Make an exact copy of the listing below.

** Begin **

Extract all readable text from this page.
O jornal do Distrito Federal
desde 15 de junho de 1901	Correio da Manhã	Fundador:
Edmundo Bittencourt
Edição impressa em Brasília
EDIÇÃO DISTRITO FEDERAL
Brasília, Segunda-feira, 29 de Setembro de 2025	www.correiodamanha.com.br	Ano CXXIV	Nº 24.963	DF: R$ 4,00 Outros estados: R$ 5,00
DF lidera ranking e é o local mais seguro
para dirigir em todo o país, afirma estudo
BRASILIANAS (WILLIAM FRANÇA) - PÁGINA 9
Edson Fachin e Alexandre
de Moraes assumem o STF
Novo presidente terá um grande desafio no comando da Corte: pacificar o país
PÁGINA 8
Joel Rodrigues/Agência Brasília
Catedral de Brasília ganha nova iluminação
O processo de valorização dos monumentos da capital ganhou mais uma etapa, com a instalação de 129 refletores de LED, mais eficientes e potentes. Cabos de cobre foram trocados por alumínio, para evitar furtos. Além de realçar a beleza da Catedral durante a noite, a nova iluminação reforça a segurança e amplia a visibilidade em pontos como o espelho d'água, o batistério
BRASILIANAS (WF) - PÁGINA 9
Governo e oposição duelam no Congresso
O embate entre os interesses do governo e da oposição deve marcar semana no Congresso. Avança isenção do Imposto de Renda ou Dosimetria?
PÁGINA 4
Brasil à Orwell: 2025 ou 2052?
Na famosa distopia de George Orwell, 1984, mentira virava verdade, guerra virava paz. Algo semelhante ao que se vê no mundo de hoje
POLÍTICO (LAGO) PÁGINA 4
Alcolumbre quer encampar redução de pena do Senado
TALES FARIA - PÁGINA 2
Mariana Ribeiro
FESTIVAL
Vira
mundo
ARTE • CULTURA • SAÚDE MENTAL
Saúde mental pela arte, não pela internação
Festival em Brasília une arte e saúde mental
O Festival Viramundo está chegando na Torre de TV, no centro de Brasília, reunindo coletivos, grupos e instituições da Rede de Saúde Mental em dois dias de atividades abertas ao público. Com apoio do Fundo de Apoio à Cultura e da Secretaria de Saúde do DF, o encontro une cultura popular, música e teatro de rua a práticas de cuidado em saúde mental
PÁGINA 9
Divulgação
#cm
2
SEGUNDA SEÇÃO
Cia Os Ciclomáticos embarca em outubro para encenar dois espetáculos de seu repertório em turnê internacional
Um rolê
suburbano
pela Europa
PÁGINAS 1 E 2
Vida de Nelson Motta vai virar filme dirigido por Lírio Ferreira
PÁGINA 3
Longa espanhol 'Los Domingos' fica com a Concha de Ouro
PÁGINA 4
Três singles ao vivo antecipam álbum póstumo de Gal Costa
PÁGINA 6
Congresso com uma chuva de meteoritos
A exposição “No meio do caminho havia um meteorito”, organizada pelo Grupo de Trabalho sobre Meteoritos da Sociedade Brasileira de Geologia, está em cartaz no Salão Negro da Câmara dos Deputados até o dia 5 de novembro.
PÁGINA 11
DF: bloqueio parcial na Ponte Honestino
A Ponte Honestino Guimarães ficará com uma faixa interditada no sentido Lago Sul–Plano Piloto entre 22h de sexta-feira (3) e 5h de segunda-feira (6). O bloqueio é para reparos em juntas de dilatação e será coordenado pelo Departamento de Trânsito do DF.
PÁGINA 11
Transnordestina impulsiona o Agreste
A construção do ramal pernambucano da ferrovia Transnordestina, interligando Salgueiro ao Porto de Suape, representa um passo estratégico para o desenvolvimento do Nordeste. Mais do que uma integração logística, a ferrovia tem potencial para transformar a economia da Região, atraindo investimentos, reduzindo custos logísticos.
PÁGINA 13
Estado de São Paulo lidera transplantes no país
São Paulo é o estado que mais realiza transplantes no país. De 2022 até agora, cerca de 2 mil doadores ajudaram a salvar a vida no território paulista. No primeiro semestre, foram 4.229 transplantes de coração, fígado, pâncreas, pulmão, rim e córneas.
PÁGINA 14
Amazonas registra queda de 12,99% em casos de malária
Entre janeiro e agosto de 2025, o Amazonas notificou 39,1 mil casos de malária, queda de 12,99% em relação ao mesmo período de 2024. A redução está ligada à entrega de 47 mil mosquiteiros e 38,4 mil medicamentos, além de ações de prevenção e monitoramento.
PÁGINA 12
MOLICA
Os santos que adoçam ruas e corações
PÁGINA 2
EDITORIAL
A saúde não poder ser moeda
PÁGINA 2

** End **

● **Answer for this exercise**:
Extract all readable text from this page.
O jornal do Distrito Federal
desde 15 de junho de 1901	Correio da Manhã	Fundador:
Edmundo Bittencourt
Edição impressa em Brasília
EDIÇÃO DISTRITO FEDERAL
Brasília, Segunda-feira, 29 de Setembro de 2025	www.correiodamanha.com.br	Ano CXXIV	Nº 24.963	DF: R$ 4,00 Outros estados: R$ 5,00
DF lidera ranking e é o local mais seguro
para dirigir em todo o país, afirma estudo
BRASILIANAS (WILLIAM FRANÇA) - PÁGINA 9
Edson Fachin e Alexandre
de Moraes assumem o STF
Novo presidente terá um grande desafio no comando da Corte: pacificar o país
PÁGINA 8
Joel Rodrigues/Agência Brasília
Catedral de Brasília ganha nova iluminação
O processo de valorização dos monumentos da capital ganhou mais uma etapa, com a instalação de 129 refletores de LED, mais eficientes e potentes. Cabos de cobre foram trocados por alumínio, para evitar furtos. Além de realçar a beleza da Catedral durante a noite, a nova iluminação reforça a segurança e amplia a visibilidade em pontos como o espelho d'água, o batistério
BRASILIANAS (WF) - PÁGINA 9
Governo e oposição duelam no Congresso
O embate entre os interesses do governo e da oposição deve marcar semana no Congresso. Avança isenção do Imposto de Renda ou Dosimetria?
PÁGINA 4
Brasil à Orwell: 2025 ou 2052?
Na famosa distopia de George Orwell, 1984, mentira virava verdade, guerra virava paz. Algo semelhante ao que se vê no mundo de hoje
POLÍTICO (LAGO) PÁGINA 4
Alcolumbre quer encampar redução de pena do Senado
TALES FARIA - PÁGINA 2
Mariana Ribeiro
FESTIVAL
Vira
mundo
ARTE • CULTURA • SAÚDE MENTAL
Saúde mental pela arte, não pela internação
Festival em Brasília une arte e saúde mental
O Festival Viramundo está chegando na Torre de TV, no centro de Brasília, reunindo coletivos, grupos e instituições da Rede de Saúde Mental em dois dias de atividades abertas ao público. Com apoio do Fundo de Apoio à Cultura e da Secretaria de Saúde do DF, o encontro une cultura popular, música e teatro de rua a práticas de cuidado em saúde mental
PÁGINA 9
Divulgação
#cm
2
SEGUNDA SEÇÃO
Cia Os Ciclomáticos embarca em outubro para encenar dois espetáculos de seu repertório em turnê internacional
Um rolê
suburbano
pela Europa
PÁGINAS 1 E 2
Vida de Nelson Motta vai virar filme dirigido por Lírio Ferreira
PÁGINA 3
Longa espanhol 'Los Domingos' fica com a Concha de Ouro
PÁGINA 4
Três singles ao vivo antecipam álbum póstumo de Gal Costa
PÁGINA 6
Congresso com uma chuva de meteoritos
A exposição “No meio do caminho havia um meteorito”, organizada pelo Grupo de Trabalho sobre Meteoritos da Sociedade Brasileira de Geologia, está em cartaz no Salão Negro da Câmara dos Deputados até o dia 5 de novembro.
PÁGINA 11
DF: bloqueio parcial na Ponte Honestino
A Ponte Honestino Guimarães ficará com uma faixa interditada no sentido Lago Sul–Plano Piloto entre 22h de sexta-feira (3) e 5h de segunda-feira (6). O bloqueio é para reparos em juntas de dilatação e será coordenado pelo Departamento de Trânsito do DF.
PÁGINA 11
Transnordestina impulsiona o Agreste
A construção do ramal pernambucano da ferrovia Transnordestina, interligando Salgueiro ao Porto de Suape, representa um passo estratégico para o desenvolvimento do Nordeste. Mais do que uma integração logística, a ferrovia tem potencial para transformar a economia da Região, atraindo investimentos, reduzindo custos logísticos.
PÁGINA 13
Estado de São Paulo lidera transplantes no país
São Paulo é o estado que mais realiza transplantes no país. De 2022 até agora, cerca de 2 mil doadores ajudaram a salvar a vida no território paulista. No primeiro semestre, foram 4.229 transplantes de coração, fígado, pâncreas, pulmão, rim e córneas.
PÁGINA 14
Amazonas registra queda de 12,99% em casos de malária
Entre janeiro e agosto de 2025, o Amazonas notificou 39,1 mil casos de malária, queda de 12,99% em relação ao mesmo período de 2024. A redução está ligada à entrega de 47 mil mosquiteiros e 38,4 mil medicamentos, além de ações de prevenção e monitoramento.
PÁGINA 12
MOLICA
Os santos que adoçam ruas e corações
PÁGINA 2
EDITORIAL
A saúde não poder ser moeda
PÁGINA 2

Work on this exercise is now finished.